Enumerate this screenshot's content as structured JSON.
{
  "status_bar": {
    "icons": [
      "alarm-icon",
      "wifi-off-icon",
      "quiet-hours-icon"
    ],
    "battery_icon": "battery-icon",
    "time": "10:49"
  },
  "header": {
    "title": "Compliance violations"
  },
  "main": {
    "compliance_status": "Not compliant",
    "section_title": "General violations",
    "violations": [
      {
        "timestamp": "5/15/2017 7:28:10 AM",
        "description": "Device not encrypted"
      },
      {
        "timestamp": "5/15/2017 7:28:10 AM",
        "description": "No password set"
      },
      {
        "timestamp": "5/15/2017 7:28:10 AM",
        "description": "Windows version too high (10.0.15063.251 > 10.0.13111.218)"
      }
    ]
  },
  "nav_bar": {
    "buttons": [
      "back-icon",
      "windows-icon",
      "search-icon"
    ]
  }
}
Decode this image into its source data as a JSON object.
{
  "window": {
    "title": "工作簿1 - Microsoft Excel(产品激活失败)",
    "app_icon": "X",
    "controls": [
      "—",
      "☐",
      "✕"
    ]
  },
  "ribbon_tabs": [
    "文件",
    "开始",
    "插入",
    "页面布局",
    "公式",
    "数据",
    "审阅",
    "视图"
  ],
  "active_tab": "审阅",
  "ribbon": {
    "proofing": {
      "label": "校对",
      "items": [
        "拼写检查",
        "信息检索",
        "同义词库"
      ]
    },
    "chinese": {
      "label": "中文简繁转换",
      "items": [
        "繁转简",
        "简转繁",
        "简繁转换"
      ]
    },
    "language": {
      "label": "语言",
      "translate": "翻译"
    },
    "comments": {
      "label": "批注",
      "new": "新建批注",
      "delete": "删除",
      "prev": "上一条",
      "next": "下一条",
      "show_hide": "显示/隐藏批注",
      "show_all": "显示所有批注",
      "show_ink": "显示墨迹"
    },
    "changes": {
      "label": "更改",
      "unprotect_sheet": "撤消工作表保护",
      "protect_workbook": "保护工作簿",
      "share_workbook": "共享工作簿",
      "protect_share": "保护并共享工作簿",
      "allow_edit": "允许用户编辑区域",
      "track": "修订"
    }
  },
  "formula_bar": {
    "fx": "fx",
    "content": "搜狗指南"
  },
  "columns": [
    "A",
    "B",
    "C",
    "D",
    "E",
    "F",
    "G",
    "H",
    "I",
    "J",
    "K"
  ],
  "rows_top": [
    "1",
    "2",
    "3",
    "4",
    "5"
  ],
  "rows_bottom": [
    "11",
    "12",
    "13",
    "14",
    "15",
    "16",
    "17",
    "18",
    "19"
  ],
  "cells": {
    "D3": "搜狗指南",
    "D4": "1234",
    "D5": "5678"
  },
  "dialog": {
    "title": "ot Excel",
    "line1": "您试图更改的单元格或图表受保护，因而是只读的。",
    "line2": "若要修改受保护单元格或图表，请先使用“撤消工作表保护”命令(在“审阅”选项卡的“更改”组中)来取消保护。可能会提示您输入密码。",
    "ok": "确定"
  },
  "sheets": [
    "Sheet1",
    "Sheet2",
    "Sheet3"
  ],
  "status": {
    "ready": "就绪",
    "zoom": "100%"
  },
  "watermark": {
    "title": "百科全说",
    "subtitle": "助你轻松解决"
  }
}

**GIVEN REQUEST**: Find the lines holding "JSON" and list every one.

**FULL ANSWER**:
Enumerate this screenshot's content as structured JSON.
Decode this image into its source data as a JSON object.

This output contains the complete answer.